⟨

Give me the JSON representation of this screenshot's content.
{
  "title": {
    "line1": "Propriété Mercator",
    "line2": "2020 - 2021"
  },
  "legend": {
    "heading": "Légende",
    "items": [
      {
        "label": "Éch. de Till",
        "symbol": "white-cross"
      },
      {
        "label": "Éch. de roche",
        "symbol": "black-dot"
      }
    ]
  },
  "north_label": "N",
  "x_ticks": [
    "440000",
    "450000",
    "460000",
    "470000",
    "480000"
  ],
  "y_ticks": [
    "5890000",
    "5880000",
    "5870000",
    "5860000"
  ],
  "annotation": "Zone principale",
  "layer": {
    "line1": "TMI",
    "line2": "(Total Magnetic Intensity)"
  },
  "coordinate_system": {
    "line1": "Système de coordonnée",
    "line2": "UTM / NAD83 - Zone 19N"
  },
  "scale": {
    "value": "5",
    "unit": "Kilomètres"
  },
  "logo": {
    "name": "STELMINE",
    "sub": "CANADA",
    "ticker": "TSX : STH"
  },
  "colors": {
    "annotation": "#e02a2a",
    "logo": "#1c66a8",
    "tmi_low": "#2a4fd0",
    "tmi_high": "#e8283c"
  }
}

⟩

Your task »
Return only those lines of the records that contain the string "symbol".

Result below »
        "symbol": "white-cross"
        "symbol": "black-dot"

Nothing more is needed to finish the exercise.